** START OF Task inputs **
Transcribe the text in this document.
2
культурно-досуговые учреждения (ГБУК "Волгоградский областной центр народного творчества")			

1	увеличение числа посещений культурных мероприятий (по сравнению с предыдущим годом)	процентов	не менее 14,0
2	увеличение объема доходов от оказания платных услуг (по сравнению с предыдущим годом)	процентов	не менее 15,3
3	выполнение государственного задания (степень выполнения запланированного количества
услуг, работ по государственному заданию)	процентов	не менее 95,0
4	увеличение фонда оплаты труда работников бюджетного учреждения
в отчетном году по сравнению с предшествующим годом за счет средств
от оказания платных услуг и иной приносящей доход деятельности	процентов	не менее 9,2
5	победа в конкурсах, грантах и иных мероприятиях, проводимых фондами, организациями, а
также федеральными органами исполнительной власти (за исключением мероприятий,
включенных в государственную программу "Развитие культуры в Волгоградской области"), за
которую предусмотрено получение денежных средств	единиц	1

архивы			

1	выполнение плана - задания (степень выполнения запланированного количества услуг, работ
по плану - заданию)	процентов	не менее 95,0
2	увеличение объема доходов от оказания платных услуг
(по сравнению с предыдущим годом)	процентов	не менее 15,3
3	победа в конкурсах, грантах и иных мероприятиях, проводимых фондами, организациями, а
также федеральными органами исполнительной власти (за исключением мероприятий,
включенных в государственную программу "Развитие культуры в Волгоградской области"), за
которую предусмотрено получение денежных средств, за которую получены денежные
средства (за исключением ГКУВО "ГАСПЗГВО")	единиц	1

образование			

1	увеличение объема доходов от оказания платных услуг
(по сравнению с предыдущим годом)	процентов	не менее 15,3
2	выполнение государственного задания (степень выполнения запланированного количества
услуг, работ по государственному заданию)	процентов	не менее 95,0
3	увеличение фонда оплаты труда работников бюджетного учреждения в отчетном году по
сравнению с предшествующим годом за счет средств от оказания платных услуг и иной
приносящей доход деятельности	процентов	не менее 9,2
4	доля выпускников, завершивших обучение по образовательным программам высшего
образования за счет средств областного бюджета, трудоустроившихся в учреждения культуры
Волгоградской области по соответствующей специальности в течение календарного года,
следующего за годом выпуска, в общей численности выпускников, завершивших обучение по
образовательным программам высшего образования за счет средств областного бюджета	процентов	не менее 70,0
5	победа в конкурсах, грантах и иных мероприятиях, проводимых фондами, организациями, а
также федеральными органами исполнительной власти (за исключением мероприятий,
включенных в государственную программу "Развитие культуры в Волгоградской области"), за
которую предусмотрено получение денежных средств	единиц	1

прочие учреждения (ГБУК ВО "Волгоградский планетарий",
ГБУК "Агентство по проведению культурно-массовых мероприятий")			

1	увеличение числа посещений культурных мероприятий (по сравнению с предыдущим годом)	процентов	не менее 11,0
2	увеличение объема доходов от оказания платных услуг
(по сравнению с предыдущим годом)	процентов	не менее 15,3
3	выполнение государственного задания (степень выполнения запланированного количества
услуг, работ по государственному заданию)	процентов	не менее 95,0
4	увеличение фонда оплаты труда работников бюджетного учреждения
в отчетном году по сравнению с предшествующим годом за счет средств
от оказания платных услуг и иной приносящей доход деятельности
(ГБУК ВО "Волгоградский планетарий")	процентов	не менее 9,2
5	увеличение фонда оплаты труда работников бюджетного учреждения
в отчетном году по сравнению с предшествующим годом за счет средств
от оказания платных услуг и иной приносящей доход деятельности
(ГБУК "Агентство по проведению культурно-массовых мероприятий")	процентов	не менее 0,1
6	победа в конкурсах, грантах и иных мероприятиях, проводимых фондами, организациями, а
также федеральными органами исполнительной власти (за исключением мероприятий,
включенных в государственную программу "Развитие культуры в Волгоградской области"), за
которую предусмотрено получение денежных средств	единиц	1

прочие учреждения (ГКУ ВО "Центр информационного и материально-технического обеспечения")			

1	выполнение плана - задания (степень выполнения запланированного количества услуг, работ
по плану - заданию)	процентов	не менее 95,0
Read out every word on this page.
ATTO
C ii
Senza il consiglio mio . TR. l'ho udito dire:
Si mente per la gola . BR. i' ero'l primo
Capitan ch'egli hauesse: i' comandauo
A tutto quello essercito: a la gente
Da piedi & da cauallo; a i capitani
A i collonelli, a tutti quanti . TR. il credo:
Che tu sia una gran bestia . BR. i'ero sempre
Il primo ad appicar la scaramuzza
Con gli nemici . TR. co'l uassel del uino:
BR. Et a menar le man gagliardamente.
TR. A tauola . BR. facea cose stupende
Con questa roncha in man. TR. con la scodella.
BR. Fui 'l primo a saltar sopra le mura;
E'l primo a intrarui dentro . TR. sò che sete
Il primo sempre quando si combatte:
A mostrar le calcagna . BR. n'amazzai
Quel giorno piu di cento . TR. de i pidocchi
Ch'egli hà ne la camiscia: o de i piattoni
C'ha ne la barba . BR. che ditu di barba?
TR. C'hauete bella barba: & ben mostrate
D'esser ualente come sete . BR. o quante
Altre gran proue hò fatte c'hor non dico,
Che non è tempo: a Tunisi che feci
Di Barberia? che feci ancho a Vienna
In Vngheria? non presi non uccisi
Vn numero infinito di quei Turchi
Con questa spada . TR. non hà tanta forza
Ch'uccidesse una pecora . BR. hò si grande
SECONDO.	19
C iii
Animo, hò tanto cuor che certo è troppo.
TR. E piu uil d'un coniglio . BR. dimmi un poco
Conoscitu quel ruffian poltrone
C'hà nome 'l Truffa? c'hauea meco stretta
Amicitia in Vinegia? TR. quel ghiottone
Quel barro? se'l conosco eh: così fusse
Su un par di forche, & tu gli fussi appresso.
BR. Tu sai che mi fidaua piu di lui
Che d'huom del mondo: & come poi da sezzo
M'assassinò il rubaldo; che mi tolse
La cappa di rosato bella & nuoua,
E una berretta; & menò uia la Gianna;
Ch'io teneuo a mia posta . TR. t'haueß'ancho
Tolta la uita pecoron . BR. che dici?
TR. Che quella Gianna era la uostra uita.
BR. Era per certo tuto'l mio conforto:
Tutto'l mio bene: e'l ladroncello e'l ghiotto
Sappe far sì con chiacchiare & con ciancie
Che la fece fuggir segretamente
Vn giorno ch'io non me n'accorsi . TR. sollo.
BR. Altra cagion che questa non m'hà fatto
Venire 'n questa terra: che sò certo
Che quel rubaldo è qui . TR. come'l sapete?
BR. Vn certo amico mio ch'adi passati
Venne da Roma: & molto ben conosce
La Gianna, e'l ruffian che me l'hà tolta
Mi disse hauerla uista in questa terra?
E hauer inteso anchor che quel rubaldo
** END OF Task inputs **
» **Exercise goal**
Wherever the string "труда" appears in the entries above, list that line.

» **Exercise output**
4	увеличение фонда оплаты труда работников бюджетного учреждения
3	увеличение фонда оплаты труда работников бюджетного учреждения в отчетном году по
4	увеличение фонда оплаты труда работников бюджетного учреждения
5	увеличение фонда оплаты труда работников бюджетного учреждения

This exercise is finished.